SET PROBLEM >> Reproduce all entries precisely as they are written.

Records that describe figures >>

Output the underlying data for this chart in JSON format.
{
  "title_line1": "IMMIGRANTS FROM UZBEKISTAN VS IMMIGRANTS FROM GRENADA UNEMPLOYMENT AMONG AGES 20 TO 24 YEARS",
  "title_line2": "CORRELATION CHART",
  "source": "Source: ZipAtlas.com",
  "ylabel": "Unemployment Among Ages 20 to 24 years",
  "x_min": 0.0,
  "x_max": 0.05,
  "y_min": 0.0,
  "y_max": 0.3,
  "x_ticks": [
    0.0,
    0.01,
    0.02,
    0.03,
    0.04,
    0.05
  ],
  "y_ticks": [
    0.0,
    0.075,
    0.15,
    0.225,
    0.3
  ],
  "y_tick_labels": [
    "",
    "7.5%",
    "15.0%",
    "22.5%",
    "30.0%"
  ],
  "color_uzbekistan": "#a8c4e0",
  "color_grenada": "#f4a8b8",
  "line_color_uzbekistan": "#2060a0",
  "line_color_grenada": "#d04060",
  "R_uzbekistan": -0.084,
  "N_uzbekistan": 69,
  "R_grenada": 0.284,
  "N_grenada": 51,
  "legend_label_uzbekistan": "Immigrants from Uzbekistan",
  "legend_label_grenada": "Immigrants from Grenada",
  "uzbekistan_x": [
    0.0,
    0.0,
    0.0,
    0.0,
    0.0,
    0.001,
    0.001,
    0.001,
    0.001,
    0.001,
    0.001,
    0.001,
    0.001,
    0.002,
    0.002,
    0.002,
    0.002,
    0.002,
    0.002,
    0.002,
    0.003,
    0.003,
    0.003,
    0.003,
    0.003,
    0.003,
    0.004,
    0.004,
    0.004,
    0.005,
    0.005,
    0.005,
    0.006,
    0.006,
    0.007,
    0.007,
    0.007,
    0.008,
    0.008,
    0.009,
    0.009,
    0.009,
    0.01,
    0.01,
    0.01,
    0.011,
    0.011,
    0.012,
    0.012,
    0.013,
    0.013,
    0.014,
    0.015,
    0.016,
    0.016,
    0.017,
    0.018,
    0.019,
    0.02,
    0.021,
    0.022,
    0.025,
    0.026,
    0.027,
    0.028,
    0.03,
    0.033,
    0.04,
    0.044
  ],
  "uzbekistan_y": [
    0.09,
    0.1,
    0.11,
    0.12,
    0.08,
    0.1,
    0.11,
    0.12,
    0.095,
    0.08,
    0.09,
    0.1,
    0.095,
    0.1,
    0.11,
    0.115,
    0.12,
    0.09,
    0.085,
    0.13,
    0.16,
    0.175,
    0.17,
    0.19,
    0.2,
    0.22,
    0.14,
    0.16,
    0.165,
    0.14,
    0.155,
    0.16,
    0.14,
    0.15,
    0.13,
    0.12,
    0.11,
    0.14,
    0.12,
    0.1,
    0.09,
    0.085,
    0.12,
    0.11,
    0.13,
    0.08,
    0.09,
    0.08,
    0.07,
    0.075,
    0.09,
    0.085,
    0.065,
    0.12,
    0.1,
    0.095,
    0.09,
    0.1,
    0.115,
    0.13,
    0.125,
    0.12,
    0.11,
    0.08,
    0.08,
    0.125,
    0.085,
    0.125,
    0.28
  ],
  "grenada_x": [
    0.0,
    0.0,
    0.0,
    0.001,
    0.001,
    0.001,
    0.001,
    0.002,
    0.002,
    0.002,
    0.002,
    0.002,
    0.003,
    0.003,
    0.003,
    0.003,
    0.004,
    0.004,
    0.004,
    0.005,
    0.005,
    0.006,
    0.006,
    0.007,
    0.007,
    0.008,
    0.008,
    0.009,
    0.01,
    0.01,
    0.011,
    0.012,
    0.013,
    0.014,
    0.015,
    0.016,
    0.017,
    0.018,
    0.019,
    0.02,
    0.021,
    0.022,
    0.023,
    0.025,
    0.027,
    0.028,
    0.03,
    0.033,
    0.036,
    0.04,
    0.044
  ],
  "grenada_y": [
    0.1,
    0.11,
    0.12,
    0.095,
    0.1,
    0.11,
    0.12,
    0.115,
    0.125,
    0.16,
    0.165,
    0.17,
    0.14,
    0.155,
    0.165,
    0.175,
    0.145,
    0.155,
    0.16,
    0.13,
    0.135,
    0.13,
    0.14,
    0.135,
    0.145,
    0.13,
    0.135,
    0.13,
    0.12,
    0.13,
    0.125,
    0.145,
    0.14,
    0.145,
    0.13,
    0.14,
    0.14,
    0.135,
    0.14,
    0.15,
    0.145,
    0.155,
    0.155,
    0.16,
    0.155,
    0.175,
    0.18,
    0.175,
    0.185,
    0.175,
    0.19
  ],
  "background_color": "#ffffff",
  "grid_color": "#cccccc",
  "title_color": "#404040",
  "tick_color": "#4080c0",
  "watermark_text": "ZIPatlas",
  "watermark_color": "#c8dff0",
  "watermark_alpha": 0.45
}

TASK SOLUTION >>
Output the underlying data for this chart in JSON format.
{
  "title_line1": "IMMIGRANTS FROM UZBEKISTAN VS IMMIGRANTS FROM GRENADA UNEMPLOYMENT AMONG AGES 20 TO 24 YEARS",
  "title_line2": "CORRELATION CHART",
  "source": "Source: ZipAtlas.com",
  "ylabel": "Unemployment Among Ages 20 to 24 years",
  "x_min": 0.0,
  "x_max": 0.05,
  "y_min": 0.0,
  "y_max": 0.3,
  "x_ticks": [
    0.0,
    0.01,
    0.02,
    0.03,
    0.04,
    0.05
  ],
  "y_ticks": [
    0.0,
    0.075,
    0.15,
    0.225,
    0.3
  ],
  "y_tick_labels": [
    "",
    "7.5%",
    "15.0%",
    "22.5%",
    "30.0%"
  ],
  "color_uzbekistan": "#a8c4e0",
  "color_grenada": "#f4a8b8",
  "line_color_uzbekistan": "#2060a0",
  "line_color_grenada": "#d04060",
  "R_uzbekistan": -0.084,
  "N_uzbekistan": 69,
  "R_grenada": 0.284,
  "N_grenada": 51,
  "legend_label_uzbekistan": "Immigrants from Uzbekistan",
  "legend_label_grenada": "Immigrants from Grenada",
  "uzbekistan_x": [
    0.0,
    0.0,
    0.0,
    0.0,
    0.0,
    0.001,
    0.001,
    0.001,
    0.001,
    0.001,
    0.001,
    0.001,
    0.001,
    0.002,
    0.002,
    0.002,
    0.002,
    0.002,
    0.002,
    0.002,
    0.003,
    0.003,
    0.003,
    0.003,
    0.003,
    0.003,
    0.004,
    0.004,
    0.004,
    0.005,
    0.005,
    0.005,
    0.006,
    0.006,
    0.007,
    0.007,
    0.007,
    0.008,
    0.008,
    0.009,
    0.009,
    0.009,
    0.01,
    0.01,
    0.01,
    0.011,
    0.011,
    0.012,
    0.012,
    0.013,
    0.013,
    0.014,
    0.015,
    0.016,
    0.016,
    0.017,
    0.018,
    0.019,
    0.02,
    0.021,
    0.022,
    0.025,
    0.026,
    0.027,
    0.028,
    0.03,
    0.033,
    0.04,
    0.044
  ],
  "uzbekistan_y": [
    0.09,
    0.1,
    0.11,
    0.12,
    0.08,
    0.1,
    0.11,
    0.12,
    0.095,
    0.08,
    0.09,
    0.1,
    0.095,
    0.1,
    0.11,
    0.115,
    0.12,
    0.09,
    0.085,
    0.13,
    0.16,
    0.175,
    0.17,
    0.19,
    0.2,
    0.22,
    0.14,
    0.16,
    0.165,
    0.14,
    0.155,
    0.16,
    0.14,
    0.15,
    0.13,
    0.12,
    0.11,
    0.14,
    0.12,
    0.1,
    0.09,
    0.085,
    0.12,
    0.11,
    0.13,
    0.08,
    0.09,
    0.08,
    0.07,
    0.075,
    0.09,
    0.085,
    0.065,
    0.12,
    0.1,
    0.095,
    0.09,
    0.1,
    0.115,
    0.13,
    0.125,
    0.12,
    0.11,
    0.08,
    0.08,
    0.125,
    0.085,
    0.125,
    0.28
  ],
  "grenada_x": [
    0.0,
    0.0,
    0.0,
    0.001,
    0.001,
    0.001,
    0.001,
    0.002,
    0.002,
    0.002,
    0.002,
    0.002,
    0.003,
    0.003,
    0.003,
    0.003,
    0.004,
    0.004,
    0.004,
    0.005,
    0.005,
    0.006,
    0.006,
    0.007,
    0.007,
    0.008,
    0.008,
    0.009,
    0.01,
    0.01,
    0.011,
    0.012,
    0.013,
    0.014,
    0.015,
    0.016,
    0.017,
    0.018,
    0.019,
    0.02,
    0.021,
    0.022,
    0.023,
    0.025,
    0.027,
    0.028,
    0.03,
    0.033,
    0.036,
    0.04,
    0.044
  ],
  "grenada_y": [
    0.1,
    0.11,
    0.12,
    0.095,
    0.1,
    0.11,
    0.12,
    0.115,
    0.125,
    0.16,
    0.165,
    0.17,
    0.14,
    0.155,
    0.165,
    0.175,
    0.145,
    0.155,
    0.16,
    0.13,
    0.135,
    0.13,
    0.14,
    0.135,
    0.145,
    0.13,
    0.135,
    0.13,
    0.12,
    0.13,
    0.125,
    0.145,
    0.14,
    0.145,
    0.13,
    0.14,
    0.14,
    0.135,
    0.14,
    0.15,
    0.145,
    0.155,
    0.155,
    0.16,
    0.155,
    0.175,
    0.18,
    0.175,
    0.185,
    0.175,
    0.19
  ],
  "background_color": "#ffffff",
  "grid_color": "#cccccc",
  "title_color": "#404040",
  "tick_color": "#4080c0",
  "watermark_text": "ZIPatlas",
  "watermark_color": "#c8dff0",
  "watermark_alpha": 0.45
}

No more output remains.